— Start MATERIAL PROVIDED —

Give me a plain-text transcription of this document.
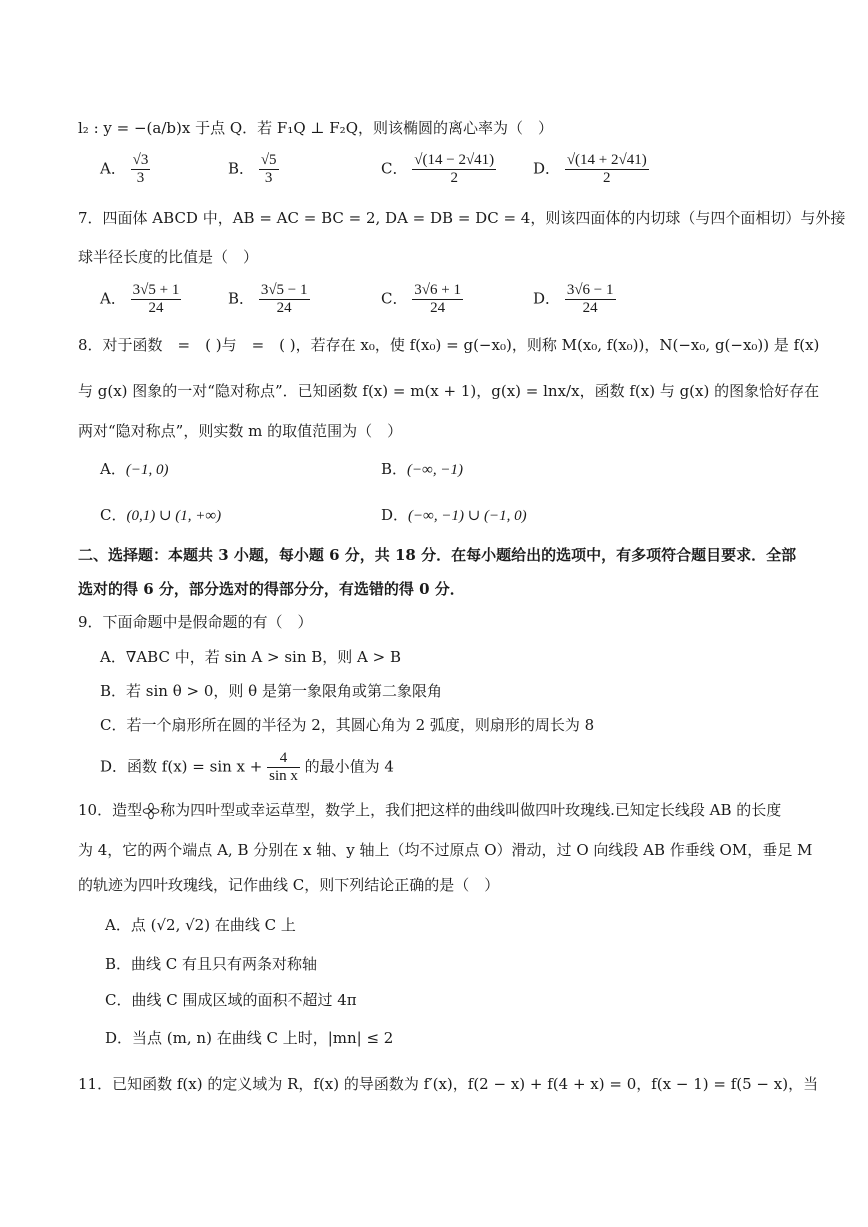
l₂ : y = −(a/b)x 于点 Q．若 F₁Q ⊥ F₂Q，则该椭圆的离心率为（　）
A． $\frac{√3}{3}$	B． $\frac{√5}{3}$	C． $\frac{√(14 - 2√41)}{2}$ D． $\frac{√(14 + 2√41)}{2}$
7．四面体 ABCD 中，AB = AC = BC = 2, DA = DB = DC = 4，则该四面体的内切球（与四个面相切）与外接
球半径长度的比值是（　）
A． $\frac{3√5 + 1}{24}$	B． $\frac{3√5 - 1}{24}$	C． $\frac{3√6 + 1}{24}$	D． $\frac{3√6 - 1}{24}$
8．对于函数　=　( )与　=　( )，若存在 x₀，使 f(x₀) = g(−x₀)，则称 M(x₀, f(x₀))，N(−x₀, g(−x₀)) 是 f(x)
与 g(x) 图象的一对“隐对称点”．已知函数 f(x) = m(x + 1)，g(x) = lnx/x，函数 f(x) 与 g(x) 的图象恰好存在
两对“隐对称点”，则实数 m 的取值范围为（　）
A．(−1, 0)	B．(−∞, −1)
C．(0,1) ∪ (1, +∞)	D．(−∞, −1) ∪ (−1, 0)
二、选择题：本题共 3 小题，每小题 6 分，共 18 分．在每小题给出的选项中，有多项符合题目要求．全部
选对的得 6 分，部分选对的得部分分，有选错的得 0 分．
9．下面命题中是假命题的有（　）
A．∇ABC 中，若 sin A > sin B，则 A > B
B．若 sin θ > 0，则 θ 是第一象限角或第二象限角
C．若一个扇形所在圆的半径为 2，其圆心角为 2 弧度，则扇形的周长为 8
D．函数 $f(x) = \sin x + \frac{4}{\text{sin x}}$ 的最小值为 4
10．造型 称为四叶型或幸运草型，数学上，我们把这样的曲线叫做四叶玫瑰线.已知定长线段 AB 的长度
为 4，它的两个端点 A, B 分别在 x 轴、y 轴上（均不过原点 O）滑动，过 O 向线段 AB 作垂线 OM，垂足 M
的轨迹为四叶玫瑰线，记作曲线 C，则下列结论正确的是（　）
A．点 (√2, √2) 在曲线 C 上
B．曲线 C 有且只有两条对称轴
C．曲线 C 围成区域的面积不超过 4π
D．当点 (m, n) 在曲线 C 上时，|mn| ≤ 2
11．已知函数 f(x) 的定义域为 R，f(x) 的导函数为 f′(x)，f(2 − x) + f(4 + x) = 0，f(x − 1) = f(5 − x)，当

— End MATERIAL PROVIDED —

### TO BE DONE
Make an exact copy of the records shown above, without the pictures.

### EXERCISE OUTPUT
Give me a plain-text transcription of this document.
l₂ : y = −(a/b)x 于点 Q．若 F₁Q ⊥ F₂Q，则该椭圆的离心率为（　）
A． $\frac{√3}{3}$	B． $\frac{√5}{3}$	C． $\frac{√(14 - 2√41)}{2}$ D． $\frac{√(14 + 2√41)}{2}$
7．四面体 ABCD 中，AB = AC = BC = 2, DA = DB = DC = 4，则该四面体的内切球（与四个面相切）与外接
球半径长度的比值是（　）
A． $\frac{3√5 + 1}{24}$	B． $\frac{3√5 - 1}{24}$	C． $\frac{3√6 + 1}{24}$	D． $\frac{3√6 - 1}{24}$
8．对于函数　=　( )与　=　( )，若存在 x₀，使 f(x₀) = g(−x₀)，则称 M(x₀, f(x₀))，N(−x₀, g(−x₀)) 是 f(x)
与 g(x) 图象的一对“隐对称点”．已知函数 f(x) = m(x + 1)，g(x) = lnx/x，函数 f(x) 与 g(x) 的图象恰好存在
两对“隐对称点”，则实数 m 的取值范围为（　）
A．(−1, 0)	B．(−∞, −1)
C．(0,1) ∪ (1, +∞)	D．(−∞, −1) ∪ (−1, 0)
二、选择题：本题共 3 小题，每小题 6 分，共 18 分．在每小题给出的选项中，有多项符合题目要求．全部
选对的得 6 分，部分选对的得部分分，有选错的得 0 分．
9．下面命题中是假命题的有（　）
A．∇ABC 中，若 sin A > sin B，则 A > B
B．若 sin θ > 0，则 θ 是第一象限角或第二象限角
C．若一个扇形所在圆的半径为 2，其圆心角为 2 弧度，则扇形的周长为 8
D．函数 $f(x) = \sin x + \frac{4}{\text{sin x}}$ 的最小值为 4
10．造型 称为四叶型或幸运草型，数学上，我们把这样的曲线叫做四叶玫瑰线.已知定长线段 AB 的长度
为 4，它的两个端点 A, B 分别在 x 轴、y 轴上（均不过原点 O）滑动，过 O 向线段 AB 作垂线 OM，垂足 M
的轨迹为四叶玫瑰线，记作曲线 C，则下列结论正确的是（　）
A．点 (√2, √2) 在曲线 C 上
B．曲线 C 有且只有两条对称轴
C．曲线 C 围成区域的面积不超过 4π
D．当点 (m, n) 在曲线 C 上时，|mn| ≤ 2
11．已知函数 f(x) 的定义域为 R，f(x) 的导函数为 f′(x)，f(2 − x) + f(4 + x) = 0，f(x − 1) = f(5 − x)，当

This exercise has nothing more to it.